● WHAT THE TASK REQUIRES
Find the lines containing the word "JSON" and copy every one of them.

● DATA FOR THIS EXERCISE
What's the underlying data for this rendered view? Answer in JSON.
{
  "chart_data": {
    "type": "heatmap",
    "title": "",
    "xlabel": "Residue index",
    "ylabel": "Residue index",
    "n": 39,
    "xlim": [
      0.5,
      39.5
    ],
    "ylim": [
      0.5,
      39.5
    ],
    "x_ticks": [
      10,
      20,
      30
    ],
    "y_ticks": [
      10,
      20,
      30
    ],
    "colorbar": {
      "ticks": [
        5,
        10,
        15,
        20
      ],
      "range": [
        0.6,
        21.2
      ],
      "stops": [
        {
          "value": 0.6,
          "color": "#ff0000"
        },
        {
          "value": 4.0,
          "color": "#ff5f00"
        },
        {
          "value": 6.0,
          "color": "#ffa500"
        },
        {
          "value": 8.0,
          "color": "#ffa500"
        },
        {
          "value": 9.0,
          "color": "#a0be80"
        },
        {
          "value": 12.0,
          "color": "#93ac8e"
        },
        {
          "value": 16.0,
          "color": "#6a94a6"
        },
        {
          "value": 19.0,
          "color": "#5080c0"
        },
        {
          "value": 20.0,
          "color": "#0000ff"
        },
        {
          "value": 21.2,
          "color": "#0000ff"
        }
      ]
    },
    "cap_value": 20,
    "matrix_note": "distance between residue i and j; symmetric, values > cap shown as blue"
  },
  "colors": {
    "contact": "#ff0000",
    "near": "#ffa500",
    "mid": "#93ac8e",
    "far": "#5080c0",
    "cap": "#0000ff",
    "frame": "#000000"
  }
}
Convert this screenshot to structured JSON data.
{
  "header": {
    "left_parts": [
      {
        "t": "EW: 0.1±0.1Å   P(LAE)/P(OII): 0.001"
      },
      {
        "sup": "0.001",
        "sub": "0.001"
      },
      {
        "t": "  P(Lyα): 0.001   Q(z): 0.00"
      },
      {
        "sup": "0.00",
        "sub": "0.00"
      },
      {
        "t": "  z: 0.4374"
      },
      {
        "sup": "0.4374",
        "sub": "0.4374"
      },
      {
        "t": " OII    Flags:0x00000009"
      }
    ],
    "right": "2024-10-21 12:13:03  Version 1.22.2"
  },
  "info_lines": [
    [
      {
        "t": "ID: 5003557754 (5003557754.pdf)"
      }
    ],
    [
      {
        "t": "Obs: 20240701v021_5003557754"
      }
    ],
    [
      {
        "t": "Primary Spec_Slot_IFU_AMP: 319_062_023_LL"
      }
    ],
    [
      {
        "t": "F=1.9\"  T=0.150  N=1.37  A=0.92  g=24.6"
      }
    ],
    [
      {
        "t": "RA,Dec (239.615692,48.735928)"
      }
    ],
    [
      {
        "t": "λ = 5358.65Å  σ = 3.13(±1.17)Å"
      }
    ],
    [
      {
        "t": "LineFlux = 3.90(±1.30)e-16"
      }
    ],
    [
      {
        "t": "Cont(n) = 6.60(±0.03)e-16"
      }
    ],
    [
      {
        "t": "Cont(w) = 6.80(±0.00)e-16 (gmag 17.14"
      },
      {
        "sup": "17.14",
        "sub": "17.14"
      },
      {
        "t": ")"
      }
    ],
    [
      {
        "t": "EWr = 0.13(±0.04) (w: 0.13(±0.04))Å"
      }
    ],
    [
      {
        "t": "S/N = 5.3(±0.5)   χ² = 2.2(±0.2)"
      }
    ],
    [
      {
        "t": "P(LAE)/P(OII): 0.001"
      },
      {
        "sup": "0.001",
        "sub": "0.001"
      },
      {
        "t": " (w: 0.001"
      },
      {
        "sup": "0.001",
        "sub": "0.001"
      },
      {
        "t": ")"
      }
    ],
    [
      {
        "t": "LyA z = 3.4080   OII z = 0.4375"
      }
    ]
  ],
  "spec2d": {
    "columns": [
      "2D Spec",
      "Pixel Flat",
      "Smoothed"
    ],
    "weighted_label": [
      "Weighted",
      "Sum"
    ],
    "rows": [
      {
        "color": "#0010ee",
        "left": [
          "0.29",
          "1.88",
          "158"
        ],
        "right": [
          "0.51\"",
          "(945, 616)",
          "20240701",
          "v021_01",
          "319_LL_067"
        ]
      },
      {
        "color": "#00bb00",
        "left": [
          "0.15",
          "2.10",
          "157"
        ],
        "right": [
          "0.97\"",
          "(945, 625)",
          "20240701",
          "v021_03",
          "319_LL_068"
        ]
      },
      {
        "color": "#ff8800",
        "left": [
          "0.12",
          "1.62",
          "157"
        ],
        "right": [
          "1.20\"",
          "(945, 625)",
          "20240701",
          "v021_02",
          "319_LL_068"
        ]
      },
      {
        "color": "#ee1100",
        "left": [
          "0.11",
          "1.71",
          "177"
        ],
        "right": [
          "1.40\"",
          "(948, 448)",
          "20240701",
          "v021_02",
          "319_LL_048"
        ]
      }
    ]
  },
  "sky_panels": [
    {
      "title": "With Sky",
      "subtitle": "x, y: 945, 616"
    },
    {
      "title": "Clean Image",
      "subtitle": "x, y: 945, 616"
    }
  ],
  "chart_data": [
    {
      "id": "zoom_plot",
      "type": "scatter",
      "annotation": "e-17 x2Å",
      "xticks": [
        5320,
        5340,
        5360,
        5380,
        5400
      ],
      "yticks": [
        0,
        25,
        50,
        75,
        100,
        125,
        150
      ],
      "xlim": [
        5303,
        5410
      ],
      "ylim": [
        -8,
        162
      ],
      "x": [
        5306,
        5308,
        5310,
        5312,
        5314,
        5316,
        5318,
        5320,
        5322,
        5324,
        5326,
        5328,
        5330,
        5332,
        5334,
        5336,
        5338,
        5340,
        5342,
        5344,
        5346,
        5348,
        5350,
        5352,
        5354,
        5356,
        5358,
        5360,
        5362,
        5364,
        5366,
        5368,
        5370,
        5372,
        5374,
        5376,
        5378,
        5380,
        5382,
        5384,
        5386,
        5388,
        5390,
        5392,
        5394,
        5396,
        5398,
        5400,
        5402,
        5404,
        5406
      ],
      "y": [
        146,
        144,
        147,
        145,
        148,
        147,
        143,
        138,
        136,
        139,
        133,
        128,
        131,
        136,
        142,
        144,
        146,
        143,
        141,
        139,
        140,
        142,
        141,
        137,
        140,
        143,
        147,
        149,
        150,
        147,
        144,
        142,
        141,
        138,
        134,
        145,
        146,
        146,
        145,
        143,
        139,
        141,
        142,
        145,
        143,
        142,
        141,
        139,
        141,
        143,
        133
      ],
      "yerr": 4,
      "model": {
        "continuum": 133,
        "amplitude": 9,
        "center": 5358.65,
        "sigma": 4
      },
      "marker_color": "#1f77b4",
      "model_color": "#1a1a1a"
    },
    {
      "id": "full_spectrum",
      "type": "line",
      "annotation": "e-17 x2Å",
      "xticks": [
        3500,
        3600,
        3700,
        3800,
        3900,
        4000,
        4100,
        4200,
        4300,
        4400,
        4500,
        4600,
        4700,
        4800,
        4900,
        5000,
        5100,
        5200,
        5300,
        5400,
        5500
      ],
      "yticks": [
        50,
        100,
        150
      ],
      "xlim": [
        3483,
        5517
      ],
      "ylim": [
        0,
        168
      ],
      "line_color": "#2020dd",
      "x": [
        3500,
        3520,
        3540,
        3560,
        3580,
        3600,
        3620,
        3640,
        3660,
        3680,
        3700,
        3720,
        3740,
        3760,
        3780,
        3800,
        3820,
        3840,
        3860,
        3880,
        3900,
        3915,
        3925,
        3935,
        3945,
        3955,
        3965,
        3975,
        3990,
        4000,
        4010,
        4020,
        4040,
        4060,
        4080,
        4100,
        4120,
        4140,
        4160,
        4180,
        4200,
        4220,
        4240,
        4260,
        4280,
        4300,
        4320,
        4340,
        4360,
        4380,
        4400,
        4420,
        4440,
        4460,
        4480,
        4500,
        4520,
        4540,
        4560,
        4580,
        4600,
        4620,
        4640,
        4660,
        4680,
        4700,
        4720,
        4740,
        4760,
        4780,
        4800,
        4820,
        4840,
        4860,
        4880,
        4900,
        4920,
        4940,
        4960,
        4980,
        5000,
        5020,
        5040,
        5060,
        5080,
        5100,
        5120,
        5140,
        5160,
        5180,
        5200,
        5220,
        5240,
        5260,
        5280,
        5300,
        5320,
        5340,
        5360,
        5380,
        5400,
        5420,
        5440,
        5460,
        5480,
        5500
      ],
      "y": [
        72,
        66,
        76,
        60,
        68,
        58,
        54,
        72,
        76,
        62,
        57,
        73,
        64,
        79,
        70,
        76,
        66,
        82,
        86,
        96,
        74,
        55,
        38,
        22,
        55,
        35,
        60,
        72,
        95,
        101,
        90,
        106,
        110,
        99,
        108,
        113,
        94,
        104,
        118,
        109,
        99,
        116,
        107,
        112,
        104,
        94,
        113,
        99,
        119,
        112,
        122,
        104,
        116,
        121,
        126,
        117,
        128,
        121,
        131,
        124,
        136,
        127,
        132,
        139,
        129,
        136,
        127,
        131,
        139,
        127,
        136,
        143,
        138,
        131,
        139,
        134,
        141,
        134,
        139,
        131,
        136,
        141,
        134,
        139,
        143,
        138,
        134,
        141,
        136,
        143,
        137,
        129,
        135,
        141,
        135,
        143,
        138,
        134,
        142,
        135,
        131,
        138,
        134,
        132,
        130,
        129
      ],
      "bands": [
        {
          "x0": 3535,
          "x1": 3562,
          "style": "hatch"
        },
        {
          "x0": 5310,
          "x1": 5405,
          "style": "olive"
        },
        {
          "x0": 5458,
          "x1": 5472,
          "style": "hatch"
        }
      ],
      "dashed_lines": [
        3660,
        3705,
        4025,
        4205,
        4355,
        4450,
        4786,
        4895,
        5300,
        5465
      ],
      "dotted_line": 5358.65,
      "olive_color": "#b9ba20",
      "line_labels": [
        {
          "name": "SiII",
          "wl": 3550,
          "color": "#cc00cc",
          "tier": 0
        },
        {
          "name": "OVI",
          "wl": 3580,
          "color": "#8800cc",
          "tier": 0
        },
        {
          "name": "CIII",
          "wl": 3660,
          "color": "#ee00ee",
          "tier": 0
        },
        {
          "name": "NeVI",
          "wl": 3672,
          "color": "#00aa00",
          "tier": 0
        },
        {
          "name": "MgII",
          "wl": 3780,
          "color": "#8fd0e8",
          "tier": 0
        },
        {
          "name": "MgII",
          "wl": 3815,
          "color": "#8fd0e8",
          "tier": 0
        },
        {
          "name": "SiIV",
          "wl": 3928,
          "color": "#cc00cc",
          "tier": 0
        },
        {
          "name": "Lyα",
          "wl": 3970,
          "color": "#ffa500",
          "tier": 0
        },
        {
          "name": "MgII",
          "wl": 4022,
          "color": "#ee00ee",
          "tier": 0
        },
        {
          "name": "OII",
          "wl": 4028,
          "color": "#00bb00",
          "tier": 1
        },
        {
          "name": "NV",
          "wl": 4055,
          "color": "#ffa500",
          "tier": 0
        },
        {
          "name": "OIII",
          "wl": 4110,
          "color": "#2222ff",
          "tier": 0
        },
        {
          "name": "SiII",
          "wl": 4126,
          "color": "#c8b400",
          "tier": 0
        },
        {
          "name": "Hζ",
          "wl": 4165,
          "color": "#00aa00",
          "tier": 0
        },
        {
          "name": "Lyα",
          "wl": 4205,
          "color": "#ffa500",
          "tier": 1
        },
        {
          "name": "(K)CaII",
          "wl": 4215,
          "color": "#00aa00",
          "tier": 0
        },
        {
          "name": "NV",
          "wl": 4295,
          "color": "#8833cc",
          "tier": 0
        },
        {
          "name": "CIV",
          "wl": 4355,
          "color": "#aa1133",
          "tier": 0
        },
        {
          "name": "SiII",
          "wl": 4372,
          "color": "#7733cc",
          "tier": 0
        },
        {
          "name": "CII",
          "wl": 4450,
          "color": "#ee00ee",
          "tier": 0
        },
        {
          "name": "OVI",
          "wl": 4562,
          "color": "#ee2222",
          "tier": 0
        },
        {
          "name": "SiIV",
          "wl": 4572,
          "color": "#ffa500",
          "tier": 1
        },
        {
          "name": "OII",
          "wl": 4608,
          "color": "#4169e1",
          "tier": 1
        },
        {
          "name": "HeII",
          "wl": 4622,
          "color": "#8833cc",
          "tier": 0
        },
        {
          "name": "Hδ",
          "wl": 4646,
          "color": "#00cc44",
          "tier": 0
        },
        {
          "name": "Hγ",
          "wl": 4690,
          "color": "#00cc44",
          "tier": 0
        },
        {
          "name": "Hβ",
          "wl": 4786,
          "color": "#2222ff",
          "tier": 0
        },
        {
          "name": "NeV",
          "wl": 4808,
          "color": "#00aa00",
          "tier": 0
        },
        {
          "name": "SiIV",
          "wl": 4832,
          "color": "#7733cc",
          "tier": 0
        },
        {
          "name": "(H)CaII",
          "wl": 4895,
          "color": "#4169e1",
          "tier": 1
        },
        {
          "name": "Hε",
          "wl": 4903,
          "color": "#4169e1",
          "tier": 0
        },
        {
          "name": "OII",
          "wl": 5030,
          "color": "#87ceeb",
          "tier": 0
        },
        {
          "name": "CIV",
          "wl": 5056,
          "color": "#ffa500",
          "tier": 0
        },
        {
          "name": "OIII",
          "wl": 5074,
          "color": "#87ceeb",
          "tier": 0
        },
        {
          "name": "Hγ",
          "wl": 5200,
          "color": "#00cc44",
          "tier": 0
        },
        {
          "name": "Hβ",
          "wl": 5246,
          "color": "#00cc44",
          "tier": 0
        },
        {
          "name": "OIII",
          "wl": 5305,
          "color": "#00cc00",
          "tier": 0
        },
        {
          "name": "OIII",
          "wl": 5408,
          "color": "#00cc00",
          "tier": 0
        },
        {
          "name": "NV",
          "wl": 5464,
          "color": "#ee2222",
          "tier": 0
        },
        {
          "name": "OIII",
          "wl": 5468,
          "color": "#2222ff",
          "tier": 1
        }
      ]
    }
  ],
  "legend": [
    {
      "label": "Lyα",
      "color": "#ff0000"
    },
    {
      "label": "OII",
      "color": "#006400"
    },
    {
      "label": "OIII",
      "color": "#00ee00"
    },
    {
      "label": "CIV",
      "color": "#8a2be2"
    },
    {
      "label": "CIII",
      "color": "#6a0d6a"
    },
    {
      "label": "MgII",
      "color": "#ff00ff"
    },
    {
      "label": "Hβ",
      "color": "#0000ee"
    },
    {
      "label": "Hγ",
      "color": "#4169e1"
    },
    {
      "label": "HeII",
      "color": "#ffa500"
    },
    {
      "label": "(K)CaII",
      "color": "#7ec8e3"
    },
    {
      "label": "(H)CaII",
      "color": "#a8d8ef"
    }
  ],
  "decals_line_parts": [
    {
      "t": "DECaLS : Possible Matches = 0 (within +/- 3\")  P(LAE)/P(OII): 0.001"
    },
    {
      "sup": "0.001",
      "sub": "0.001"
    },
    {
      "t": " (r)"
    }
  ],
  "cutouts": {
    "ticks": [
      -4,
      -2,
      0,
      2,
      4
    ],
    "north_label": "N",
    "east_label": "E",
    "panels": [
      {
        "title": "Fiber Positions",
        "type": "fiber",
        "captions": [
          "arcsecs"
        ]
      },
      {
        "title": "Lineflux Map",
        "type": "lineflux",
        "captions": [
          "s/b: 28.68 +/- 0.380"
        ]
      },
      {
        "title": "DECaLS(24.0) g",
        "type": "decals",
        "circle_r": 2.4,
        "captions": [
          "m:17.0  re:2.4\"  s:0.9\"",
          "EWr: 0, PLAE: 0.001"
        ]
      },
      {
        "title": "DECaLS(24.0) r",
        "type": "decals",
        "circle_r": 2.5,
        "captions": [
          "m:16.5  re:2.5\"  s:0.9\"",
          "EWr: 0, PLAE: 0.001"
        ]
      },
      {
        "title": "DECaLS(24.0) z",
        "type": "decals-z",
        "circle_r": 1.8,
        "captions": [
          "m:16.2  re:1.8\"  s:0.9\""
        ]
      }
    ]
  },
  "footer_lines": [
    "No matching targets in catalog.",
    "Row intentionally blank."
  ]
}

● ANSWER FOR THE TASK
What's the underlying data for this rendered view? Answer in JSON.
Convert this screenshot to structured JSON data.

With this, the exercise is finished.